▶ THE TASK
Scan the entries below for the word "procentní". Copy each line that has it.

▶ DATASET RECORDS
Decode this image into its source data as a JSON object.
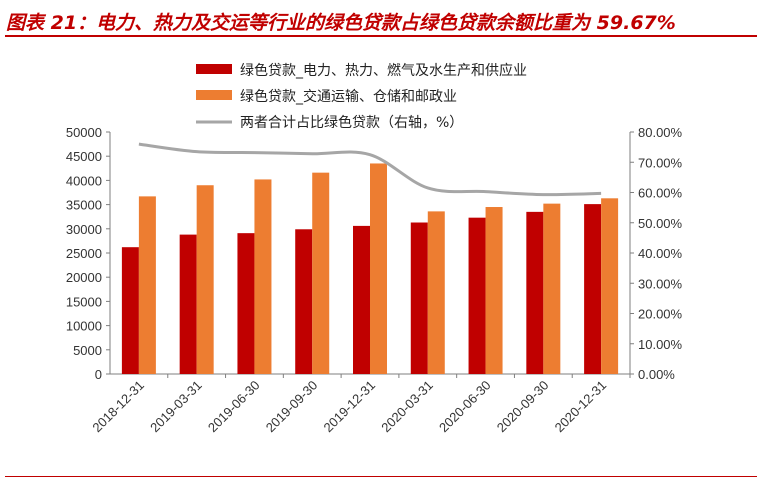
{
  "title": "图表 21：电力、热力及交运等行业的绿色贷款占绿色贷款余额比重为 59.67%",
  "colors": {
    "series1": "#c00000",
    "series2": "#ed7d31",
    "line": "#a6a6a6",
    "title": "#c00000"
  },
  "chart_data": {
    "type": "bar",
    "title": "",
    "xlabel": "",
    "ylabel": "",
    "categories": [
      "2018-12-31",
      "2019-03-31",
      "2019-06-30",
      "2019-09-30",
      "2019-12-31",
      "2020-03-31",
      "2020-06-30",
      "2020-09-30",
      "2020-12-31"
    ],
    "series": [
      {
        "name": "绿色贷款_电力、热力、燃气及水生产和供应业",
        "type": "bar",
        "axis": "left",
        "values": [
          26200,
          28800,
          29100,
          29900,
          30600,
          31300,
          32300,
          33500,
          35100
        ]
      },
      {
        "name": "绿色贷款_交通运输、仓储和邮政业",
        "type": "bar",
        "axis": "left",
        "values": [
          36700,
          39000,
          40200,
          41600,
          43500,
          33600,
          34500,
          35200,
          36300
        ]
      },
      {
        "name": "两者合计占比绿色贷款（右轴，%）",
        "type": "line",
        "axis": "right",
        "values": [
          76.0,
          73.5,
          73.2,
          72.8,
          72.5,
          61.5,
          60.3,
          59.3,
          59.7
        ]
      }
    ],
    "ylim_left": [
      0,
      50000
    ],
    "ylim_right": [
      0,
      80
    ],
    "yticks_left": [
      "0",
      "5000",
      "10000",
      "15000",
      "20000",
      "25000",
      "30000",
      "35000",
      "40000",
      "45000",
      "50000"
    ],
    "yticks_right": [
      "0.00%",
      "10.00%",
      "20.00%",
      "30.00%",
      "40.00%",
      "50.00%",
      "60.00%",
      "70.00%",
      "80.00%"
    ],
    "legend_position": "top",
    "grid": false
  }
}
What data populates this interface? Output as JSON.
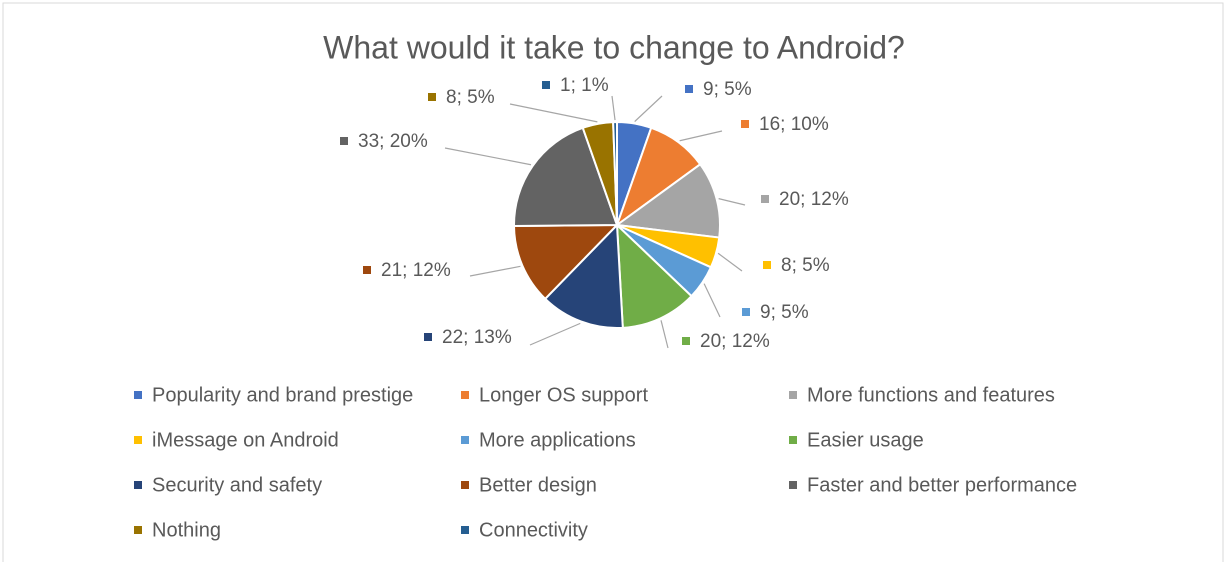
{
  "chart_data": {
    "type": "pie",
    "title": "What would it take to change to Android?",
    "categories": [
      "Popularity and brand prestige",
      "Longer OS support",
      "More functions and features",
      "iMessage on Android",
      "More applications",
      "Easier usage",
      "Security and safety",
      "Better design",
      "Faster and better performance",
      "Nothing",
      "Connectivity"
    ],
    "values": [
      9,
      16,
      20,
      8,
      9,
      20,
      22,
      21,
      33,
      8,
      1
    ],
    "value_labels": [
      "9; 5%",
      "16; 10%",
      "20; 12%",
      "8; 5%",
      "9; 5%",
      "20; 12%",
      "22; 13%",
      "21; 12%",
      "33; 20%",
      "8; 5%",
      "1; 1%"
    ],
    "colors": [
      "#4472c4",
      "#ed7d31",
      "#a5a5a5",
      "#ffc000",
      "#5b9bd5",
      "#70ad47",
      "#264478",
      "#9e480e",
      "#636363",
      "#997300",
      "#255e91"
    ],
    "legend": "bottom"
  }
}
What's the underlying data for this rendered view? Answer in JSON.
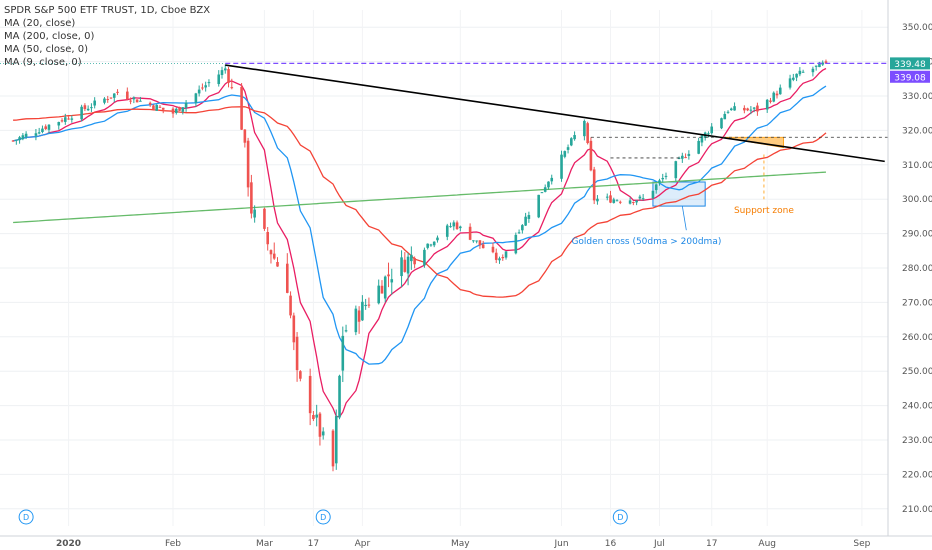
{
  "legend": {
    "title": "SPDR S&P 500 ETF TRUST, 1D, Cboe BZX",
    "ma20": "MA (20, close)",
    "ma200": "MA (200, close, 0)",
    "ma50": "MA (50, close, 0)",
    "ma9": "MA (9, close, 0)"
  },
  "badges": {
    "last_price": "339.48",
    "ma9_value": "339.08"
  },
  "annotations": {
    "golden_cross": "Golden cross (50dma > 200dma)",
    "support_zone": "Support zone",
    "dividend_marker": "D"
  },
  "colors": {
    "up": "#26a69a",
    "down": "#ef5350",
    "ma9": "#e91e63",
    "ma20": "#2196f3",
    "ma50": "#f44336",
    "ma200": "#66bb6a",
    "trendline": "#000000",
    "resistance": "#7c4dff",
    "support_fill": "#ffcc80",
    "golden_box": "#1e88e5"
  },
  "chart_data": {
    "type": "candlestick",
    "title": "SPDR S&P 500 ETF TRUST, 1D, Cboe BZX",
    "ylim": [
      205,
      355
    ],
    "y_ticks": [
      210,
      220,
      230,
      240,
      250,
      260,
      270,
      280,
      290,
      300,
      310,
      320,
      330,
      340,
      350
    ],
    "x_ticks": [
      "2020",
      "Feb",
      "Mar",
      "17",
      "Apr",
      "May",
      "Jun",
      "16",
      "Jul",
      "17",
      "Aug",
      "Sep"
    ],
    "dividend_dates": [
      "2019-12-20",
      "2020-03-20",
      "2020-06-19"
    ],
    "ohlc_anchors": [
      {
        "date": "2019-12-16",
        "close": 317
      },
      {
        "date": "2020-01-02",
        "close": 324
      },
      {
        "date": "2020-01-17",
        "close": 331
      },
      {
        "date": "2020-02-03",
        "close": 325
      },
      {
        "date": "2020-02-19",
        "close": 338
      },
      {
        "date": "2020-02-24",
        "close": 322
      },
      {
        "date": "2020-02-27",
        "close": 297
      },
      {
        "date": "2020-03-09",
        "close": 275
      },
      {
        "date": "2020-03-12",
        "close": 248
      },
      {
        "date": "2020-03-16",
        "close": 240
      },
      {
        "date": "2020-03-23",
        "close": 222
      },
      {
        "date": "2020-03-26",
        "close": 261
      },
      {
        "date": "2020-04-09",
        "close": 278
      },
      {
        "date": "2020-04-29",
        "close": 293
      },
      {
        "date": "2020-05-13",
        "close": 282
      },
      {
        "date": "2020-06-08",
        "close": 323
      },
      {
        "date": "2020-06-11",
        "close": 300
      },
      {
        "date": "2020-06-26",
        "close": 300
      },
      {
        "date": "2020-07-13",
        "close": 317
      },
      {
        "date": "2020-07-22",
        "close": 326
      },
      {
        "date": "2020-07-31",
        "close": 326
      },
      {
        "date": "2020-08-12",
        "close": 336
      },
      {
        "date": "2020-08-21",
        "close": 339.48
      }
    ],
    "series": [
      {
        "name": "MA (9, close, 0)",
        "last": 339.08
      },
      {
        "name": "MA (20, close)"
      },
      {
        "name": "MA (50, close, 0)"
      },
      {
        "name": "MA (200, close, 0)"
      }
    ],
    "lines": [
      {
        "kind": "trendline",
        "from": {
          "date": "2020-02-19",
          "value": 339
        },
        "to": {
          "date": "2020-09-08",
          "value": 311
        }
      },
      {
        "kind": "resistance",
        "value": 339.48
      },
      {
        "kind": "level",
        "value": 318
      }
    ],
    "zones": [
      {
        "kind": "golden_cross",
        "from_date": "2020-06-29",
        "to_date": "2020-07-15",
        "low": 298,
        "high": 305
      },
      {
        "kind": "support",
        "from_date": "2020-07-20",
        "to_date": "2020-08-08",
        "low": 315,
        "high": 318
      }
    ],
    "last_price": 339.48
  }
}
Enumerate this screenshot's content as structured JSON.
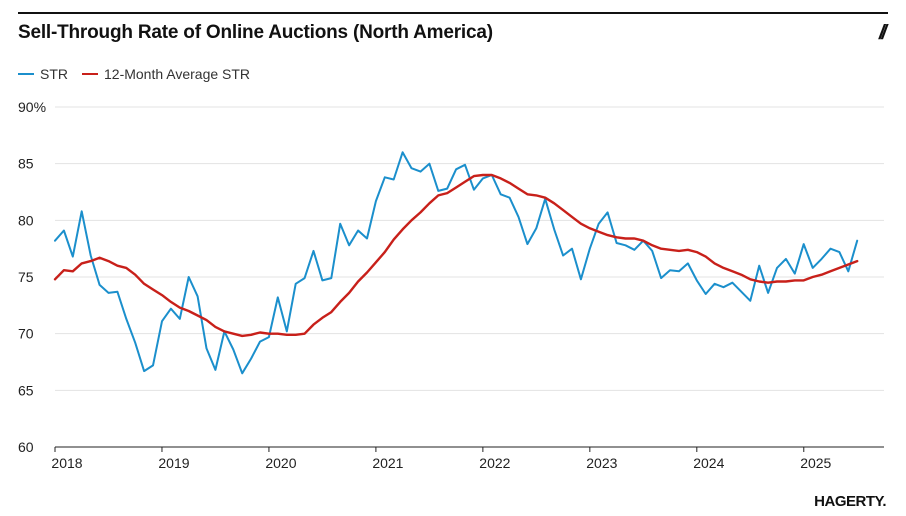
{
  "header": {
    "title": "Sell-Through Rate of Online Auctions (North America)",
    "logo_mark": "//"
  },
  "colors": {
    "str": "#1b8fcc",
    "avg": "#c8201a",
    "grid": "#e3e3e3",
    "axis": "#222222",
    "text": "#222222"
  },
  "brand": {
    "name": "HAGERTY."
  },
  "chart_data": {
    "type": "line",
    "title": "Sell-Through Rate of Online Auctions (North America)",
    "xlabel": "",
    "ylabel": "",
    "ylim": [
      60,
      90
    ],
    "yticks": [
      60,
      65,
      70,
      75,
      80,
      85,
      90
    ],
    "ytick_labels": [
      "60",
      "65",
      "70",
      "75",
      "80",
      "85",
      "90%"
    ],
    "xlim": [
      2018.0,
      2025.75
    ],
    "xticks": [
      2018,
      2019,
      2020,
      2021,
      2022,
      2023,
      2024,
      2025
    ],
    "xtick_labels": [
      "2018",
      "2019",
      "2020",
      "2021",
      "2022",
      "2023",
      "2024",
      "2025"
    ],
    "grid": true,
    "legend_position": "top-left",
    "series": [
      {
        "name": "STR",
        "x_start": 2018.0,
        "x_step": 0.08333,
        "values": [
          78.2,
          79.1,
          76.8,
          80.8,
          76.9,
          74.3,
          73.6,
          73.7,
          71.3,
          69.2,
          66.7,
          67.2,
          71.1,
          72.2,
          71.3,
          75.0,
          73.3,
          68.7,
          66.8,
          70.2,
          68.6,
          66.5,
          67.8,
          69.3,
          69.7,
          73.2,
          70.2,
          74.4,
          74.9,
          77.3,
          74.7,
          74.9,
          79.7,
          77.8,
          79.1,
          78.4,
          81.7,
          83.8,
          83.6,
          86.0,
          84.6,
          84.3,
          85.0,
          82.6,
          82.8,
          84.5,
          84.9,
          82.7,
          83.7,
          84.0,
          82.3,
          82.0,
          80.3,
          77.9,
          79.3,
          81.9,
          79.2,
          76.9,
          77.5,
          74.8,
          77.5,
          79.7,
          80.7,
          78.0,
          77.8,
          77.4,
          78.2,
          77.3,
          74.9,
          75.6,
          75.5,
          76.2,
          74.7,
          73.5,
          74.4,
          74.1,
          74.5,
          73.7,
          72.9,
          76.0,
          73.6,
          75.8,
          76.6,
          75.3,
          77.9,
          75.8,
          76.6,
          77.5,
          77.2,
          75.5,
          78.2
        ]
      },
      {
        "name": "12-Month Average STR",
        "x_start": 2018.0,
        "x_step": 0.08333,
        "values": [
          74.8,
          75.6,
          75.5,
          76.2,
          76.4,
          76.7,
          76.4,
          76.0,
          75.8,
          75.2,
          74.4,
          73.9,
          73.4,
          72.8,
          72.3,
          72.0,
          71.6,
          71.2,
          70.6,
          70.2,
          70.0,
          69.8,
          69.9,
          70.1,
          70.0,
          70.0,
          69.9,
          69.9,
          70.0,
          70.8,
          71.4,
          71.9,
          72.8,
          73.6,
          74.6,
          75.4,
          76.3,
          77.2,
          78.3,
          79.2,
          80.0,
          80.7,
          81.5,
          82.2,
          82.4,
          82.9,
          83.4,
          83.9,
          84.0,
          84.0,
          83.7,
          83.3,
          82.8,
          82.3,
          82.2,
          82.0,
          81.5,
          80.9,
          80.3,
          79.7,
          79.3,
          79.0,
          78.7,
          78.5,
          78.4,
          78.4,
          78.2,
          77.8,
          77.5,
          77.4,
          77.3,
          77.4,
          77.2,
          76.8,
          76.2,
          75.8,
          75.5,
          75.2,
          74.8,
          74.6,
          74.5,
          74.6,
          74.6,
          74.7,
          74.7,
          75.0,
          75.2,
          75.5,
          75.8,
          76.1,
          76.4
        ]
      }
    ]
  }
}
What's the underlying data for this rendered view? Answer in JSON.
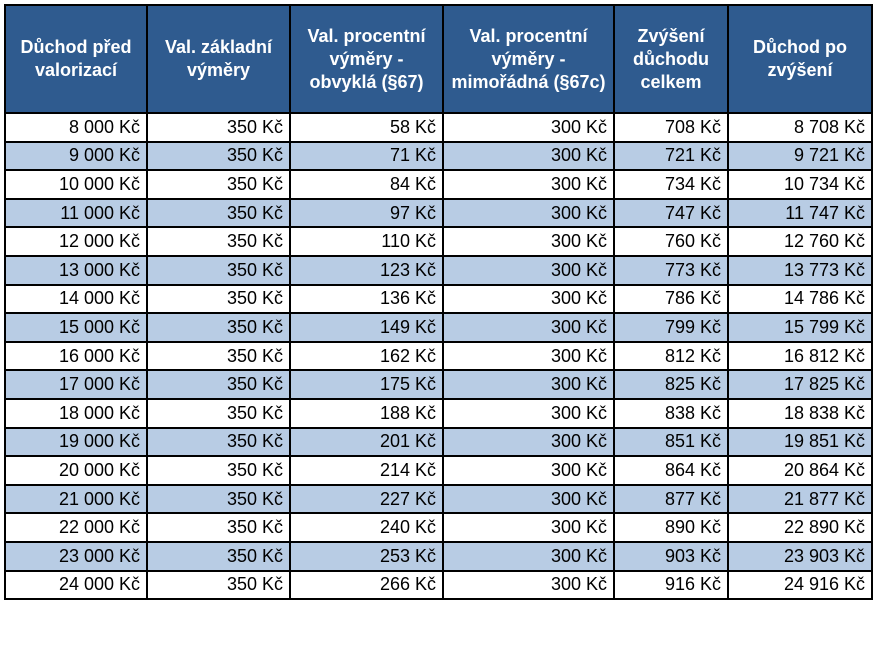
{
  "table": {
    "headers": [
      "Důchod před valorizací",
      "Val. základní výměry",
      "Val. procentní výměry - obvyklá (§67)",
      "Val. procentní výměry - mimořádná (§67c)",
      "Zvýšení důchodu celkem",
      "Důchod po zvýšení"
    ],
    "rows": [
      [
        "8 000 Kč",
        "350 Kč",
        "58 Kč",
        "300 Kč",
        "708 Kč",
        "8 708 Kč"
      ],
      [
        "9 000 Kč",
        "350 Kč",
        "71 Kč",
        "300 Kč",
        "721 Kč",
        "9 721 Kč"
      ],
      [
        "10 000 Kč",
        "350 Kč",
        "84 Kč",
        "300 Kč",
        "734 Kč",
        "10 734 Kč"
      ],
      [
        "11 000 Kč",
        "350 Kč",
        "97 Kč",
        "300 Kč",
        "747 Kč",
        "11 747 Kč"
      ],
      [
        "12 000 Kč",
        "350 Kč",
        "110 Kč",
        "300 Kč",
        "760 Kč",
        "12 760 Kč"
      ],
      [
        "13 000 Kč",
        "350 Kč",
        "123 Kč",
        "300 Kč",
        "773 Kč",
        "13 773 Kč"
      ],
      [
        "14 000 Kč",
        "350 Kč",
        "136 Kč",
        "300 Kč",
        "786 Kč",
        "14 786 Kč"
      ],
      [
        "15 000 Kč",
        "350 Kč",
        "149 Kč",
        "300 Kč",
        "799 Kč",
        "15 799 Kč"
      ],
      [
        "16 000 Kč",
        "350 Kč",
        "162 Kč",
        "300 Kč",
        "812 Kč",
        "16 812 Kč"
      ],
      [
        "17 000 Kč",
        "350 Kč",
        "175 Kč",
        "300 Kč",
        "825 Kč",
        "17 825 Kč"
      ],
      [
        "18 000 Kč",
        "350 Kč",
        "188 Kč",
        "300 Kč",
        "838 Kč",
        "18 838 Kč"
      ],
      [
        "19 000 Kč",
        "350 Kč",
        "201 Kč",
        "300 Kč",
        "851 Kč",
        "19 851 Kč"
      ],
      [
        "20 000 Kč",
        "350 Kč",
        "214 Kč",
        "300 Kč",
        "864 Kč",
        "20 864 Kč"
      ],
      [
        "21 000 Kč",
        "350 Kč",
        "227 Kč",
        "300 Kč",
        "877 Kč",
        "21 877 Kč"
      ],
      [
        "22 000 Kč",
        "350 Kč",
        "240 Kč",
        "300 Kč",
        "890 Kč",
        "22 890 Kč"
      ],
      [
        "23 000 Kč",
        "350 Kč",
        "253 Kč",
        "300 Kč",
        "903 Kč",
        "23 903 Kč"
      ],
      [
        "24 000 Kč",
        "350 Kč",
        "266 Kč",
        "300 Kč",
        "916 Kč",
        "24 916 Kč"
      ]
    ]
  }
}
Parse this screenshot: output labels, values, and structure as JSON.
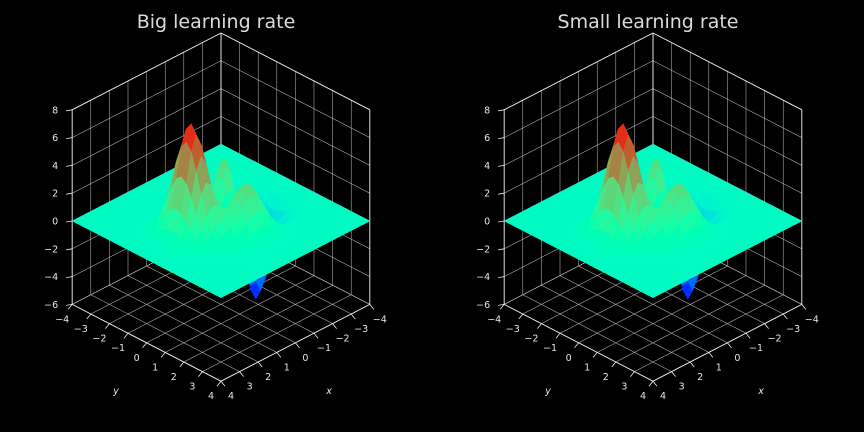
{
  "colors": {
    "background": "#000000",
    "text": "#dcdcdc",
    "grid": "#d8d8d8",
    "colormap": "rainbow"
  },
  "chart_data": [
    {
      "type": "surface3d",
      "title": "Big learning rate",
      "xlabel": "x",
      "ylabel": "y",
      "zlabel": "",
      "x_ticks": [
        -4,
        -3,
        -2,
        -1,
        0,
        1,
        2,
        3,
        4
      ],
      "y_ticks": [
        -4,
        -3,
        -2,
        -1,
        0,
        1,
        2,
        3,
        4
      ],
      "z_ticks": [
        -6,
        -4,
        -2,
        0,
        2,
        4,
        6,
        8
      ],
      "xlim": [
        -4,
        4
      ],
      "ylim": [
        -4,
        4
      ],
      "zlim": [
        -6,
        8
      ],
      "colorbar_range": [
        -6.5,
        8.1
      ],
      "grid": true,
      "view": {
        "elev": 30,
        "azim": 45
      },
      "surface": {
        "function": "peaks",
        "grid_range": [
          -4,
          4
        ],
        "z_min_approx": -6.5,
        "z_max_approx": 8.1
      }
    },
    {
      "type": "surface3d",
      "title": "Small learning rate",
      "xlabel": "x",
      "ylabel": "y",
      "zlabel": "",
      "x_ticks": [
        -4,
        -3,
        -2,
        -1,
        0,
        1,
        2,
        3,
        4
      ],
      "y_ticks": [
        -4,
        -3,
        -2,
        -1,
        0,
        1,
        2,
        3,
        4
      ],
      "z_ticks": [
        -6,
        -4,
        -2,
        0,
        2,
        4,
        6,
        8
      ],
      "xlim": [
        -4,
        4
      ],
      "ylim": [
        -4,
        4
      ],
      "zlim": [
        -6,
        8
      ],
      "colorbar_range": [
        -6.5,
        8.1
      ],
      "grid": true,
      "view": {
        "elev": 30,
        "azim": 45
      },
      "surface": {
        "function": "peaks",
        "grid_range": [
          -4,
          4
        ],
        "z_min_approx": -6.5,
        "z_max_approx": 8.1
      }
    }
  ]
}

▶ FULL ANSWER
      "Val. procentní výměry - obvyklá (§67)",
      "Val. procentní výměry - mimořádná (§67c)",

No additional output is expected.